Required work = Reproduce all entries precisely as they are written.

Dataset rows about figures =

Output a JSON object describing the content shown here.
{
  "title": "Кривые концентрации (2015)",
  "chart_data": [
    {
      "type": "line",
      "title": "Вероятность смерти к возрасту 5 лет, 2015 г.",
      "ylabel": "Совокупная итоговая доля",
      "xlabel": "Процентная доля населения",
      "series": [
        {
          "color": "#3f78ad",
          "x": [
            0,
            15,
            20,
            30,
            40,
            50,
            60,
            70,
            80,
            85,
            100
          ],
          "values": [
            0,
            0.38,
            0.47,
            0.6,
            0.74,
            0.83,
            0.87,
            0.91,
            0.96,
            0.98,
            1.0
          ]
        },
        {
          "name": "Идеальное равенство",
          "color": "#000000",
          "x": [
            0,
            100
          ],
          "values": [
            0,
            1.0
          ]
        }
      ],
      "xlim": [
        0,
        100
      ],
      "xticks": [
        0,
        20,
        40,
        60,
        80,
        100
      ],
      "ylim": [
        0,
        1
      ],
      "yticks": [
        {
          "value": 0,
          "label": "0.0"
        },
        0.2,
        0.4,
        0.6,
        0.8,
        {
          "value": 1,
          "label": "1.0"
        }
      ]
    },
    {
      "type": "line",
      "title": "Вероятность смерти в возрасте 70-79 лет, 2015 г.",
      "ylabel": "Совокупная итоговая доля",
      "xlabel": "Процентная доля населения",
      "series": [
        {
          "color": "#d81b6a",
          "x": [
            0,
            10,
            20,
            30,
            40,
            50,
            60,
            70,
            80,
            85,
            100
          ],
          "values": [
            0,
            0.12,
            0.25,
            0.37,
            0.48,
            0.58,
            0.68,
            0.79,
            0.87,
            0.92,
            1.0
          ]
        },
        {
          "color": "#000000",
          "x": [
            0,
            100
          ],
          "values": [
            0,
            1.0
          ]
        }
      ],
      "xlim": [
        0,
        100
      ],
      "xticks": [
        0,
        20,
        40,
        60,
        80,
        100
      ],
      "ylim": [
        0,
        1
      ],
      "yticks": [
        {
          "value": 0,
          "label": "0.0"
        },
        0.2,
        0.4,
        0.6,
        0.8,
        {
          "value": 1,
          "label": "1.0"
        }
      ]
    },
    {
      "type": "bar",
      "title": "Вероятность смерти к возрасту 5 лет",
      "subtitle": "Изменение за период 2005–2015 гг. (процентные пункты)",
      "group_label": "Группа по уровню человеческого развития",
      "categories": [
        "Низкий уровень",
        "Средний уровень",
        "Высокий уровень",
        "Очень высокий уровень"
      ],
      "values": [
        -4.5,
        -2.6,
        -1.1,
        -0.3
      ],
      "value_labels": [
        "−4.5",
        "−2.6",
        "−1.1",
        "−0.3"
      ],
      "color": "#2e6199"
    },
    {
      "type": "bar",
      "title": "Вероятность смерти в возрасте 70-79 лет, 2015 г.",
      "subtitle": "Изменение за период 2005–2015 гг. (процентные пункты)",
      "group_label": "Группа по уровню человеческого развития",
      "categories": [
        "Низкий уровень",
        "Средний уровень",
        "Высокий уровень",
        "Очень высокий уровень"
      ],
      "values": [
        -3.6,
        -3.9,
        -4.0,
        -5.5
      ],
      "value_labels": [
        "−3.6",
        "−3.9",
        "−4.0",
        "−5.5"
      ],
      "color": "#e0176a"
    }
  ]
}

Expected answer =
Output a JSON object describing the content shown here.
{
  "title": "Кривые концентрации (2015)",
  "chart_data": [
    {
      "type": "line",
      "title": "Вероятность смерти к возрасту 5 лет, 2015 г.",
      "ylabel": "Совокупная итоговая доля",
      "xlabel": "Процентная доля населения",
      "series": [
        {
          "color": "#3f78ad",
          "x": [
            0,
            15,
            20,
            30,
            40,
            50,
            60,
            70,
            80,
            85,
            100
          ],
          "values": [
            0,
            0.38,
            0.47,
            0.6,
            0.74,
            0.83,
            0.87,
            0.91,
            0.96,
            0.98,
            1.0
          ]
        },
        {
          "name": "Идеальное равенство",
          "color": "#000000",
          "x": [
            0,
            100
          ],
          "values": [
            0,
            1.0
          ]
        }
      ],
      "xlim": [
        0,
        100
      ],
      "xticks": [
        0,
        20,
        40,
        60,
        80,
        100
      ],
      "ylim": [
        0,
        1
      ],
      "yticks": [
        {
          "value": 0,
          "label": "0.0"
        },
        0.2,
        0.4,
        0.6,
        0.8,
        {
          "value": 1,
          "label": "1.0"
        }
      ]
    },
    {
      "type": "line",
      "title": "Вероятность смерти в возрасте 70-79 лет, 2015 г.",
      "ylabel": "Совокупная итоговая доля",
      "xlabel": "Процентная доля населения",
      "series": [
        {
          "color": "#d81b6a",
          "x": [
            0,
            10,
            20,
            30,
            40,
            50,
            60,
            70,
            80,
            85,
            100
          ],
          "values": [
            0,
            0.12,
            0.25,
            0.37,
            0.48,
            0.58,
            0.68,
            0.79,
            0.87,
            0.92,
            1.0
          ]
        },
        {
          "color": "#000000",
          "x": [
            0,
            100
          ],
          "values": [
            0,
            1.0
          ]
        }
      ],
      "xlim": [
        0,
        100
      ],
      "xticks": [
        0,
        20,
        40,
        60,
        80,
        100
      ],
      "ylim": [
        0,
        1
      ],
      "yticks": [
        {
          "value": 0,
          "label": "0.0"
        },
        0.2,
        0.4,
        0.6,
        0.8,
        {
          "value": 1,
          "label": "1.0"
        }
      ]
    },
    {
      "type": "bar",
      "title": "Вероятность смерти к возрасту 5 лет",
      "subtitle": "Изменение за период 2005–2015 гг. (процентные пункты)",
      "group_label": "Группа по уровню человеческого развития",
      "categories": [
        "Низкий уровень",
        "Средний уровень",
        "Высокий уровень",
        "Очень высокий уровень"
      ],
      "values": [
        -4.5,
        -2.6,
        -1.1,
        -0.3
      ],
      "value_labels": [
        "−4.5",
        "−2.6",
        "−1.1",
        "−0.3"
      ],
      "color": "#2e6199"
    },
    {
      "type": "bar",
      "title": "Вероятность смерти в возрасте 70-79 лет, 2015 г.",
      "subtitle": "Изменение за период 2005–2015 гг. (процентные пункты)",
      "group_label": "Группа по уровню человеческого развития",
      "categories": [
        "Низкий уровень",
        "Средний уровень",
        "Высокий уровень",
        "Очень высокий уровень"
      ],
      "values": [
        -3.6,
        -3.9,
        -4.0,
        -5.5
      ],
      "value_labels": [
        "−3.6",
        "−3.9",
        "−4.0",
        "−5.5"
      ],
      "color": "#e0176a"
    }
  ]
}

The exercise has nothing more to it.